**Data supplied**

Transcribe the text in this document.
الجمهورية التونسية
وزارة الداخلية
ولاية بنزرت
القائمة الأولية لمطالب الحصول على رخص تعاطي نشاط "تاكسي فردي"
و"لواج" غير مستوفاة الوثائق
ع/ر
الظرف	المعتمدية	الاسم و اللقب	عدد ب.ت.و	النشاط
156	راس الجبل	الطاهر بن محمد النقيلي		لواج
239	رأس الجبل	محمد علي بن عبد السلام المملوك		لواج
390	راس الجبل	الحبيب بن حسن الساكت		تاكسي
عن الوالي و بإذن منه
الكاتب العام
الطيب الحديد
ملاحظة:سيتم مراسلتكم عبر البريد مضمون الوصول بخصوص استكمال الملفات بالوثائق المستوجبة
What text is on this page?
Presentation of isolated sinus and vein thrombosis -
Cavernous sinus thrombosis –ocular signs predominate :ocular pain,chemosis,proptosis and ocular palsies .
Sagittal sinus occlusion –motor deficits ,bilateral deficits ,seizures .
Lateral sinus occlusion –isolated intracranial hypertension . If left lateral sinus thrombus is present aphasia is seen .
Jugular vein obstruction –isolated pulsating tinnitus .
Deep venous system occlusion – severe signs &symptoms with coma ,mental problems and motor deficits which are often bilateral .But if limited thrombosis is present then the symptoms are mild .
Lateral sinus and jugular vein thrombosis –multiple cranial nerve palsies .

**Given exercise**
Transcribe all of the lines in the records precisely.

**Exercise solution**
Transcribe the text in this document.
الجمهورية التونسية
وزارة الداخلية
ولاية بنزرت
القائمة الأولية لمطالب الحصول على رخص تعاطي نشاط "تاكسي فردي"
و"لواج" غير مستوفاة الوثائق
ع/ر
الظرف	المعتمدية	الاسم و اللقب	عدد ب.ت.و	النشاط
156	راس الجبل	الطاهر بن محمد النقيلي		لواج
239	رأس الجبل	محمد علي بن عبد السلام المملوك		لواج
390	راس الجبل	الحبيب بن حسن الساكت		تاكسي
عن الوالي و بإذن منه
الكاتب العام
الطيب الحديد
ملاحظة:سيتم مراسلتكم عبر البريد مضمون الوصول بخصوص استكمال الملفات بالوثائق المستوجبة
What text is on this page?
Presentation of isolated sinus and vein thrombosis -
Cavernous sinus thrombosis –ocular signs predominate :ocular pain,chemosis,proptosis and ocular palsies .
Sagittal sinus occlusion –motor deficits ,bilateral deficits ,seizures .
Lateral sinus occlusion –isolated intracranial hypertension . If left lateral sinus thrombus is present aphasia is seen .
Jugular vein obstruction –isolated pulsating tinnitus .
Deep venous system occlusion – severe signs &symptoms with coma ,mental problems and motor deficits which are often bilateral .But if limited thrombosis is present then the symptoms are mild .
Lateral sinus and jugular vein thrombosis –multiple cranial nerve palsies .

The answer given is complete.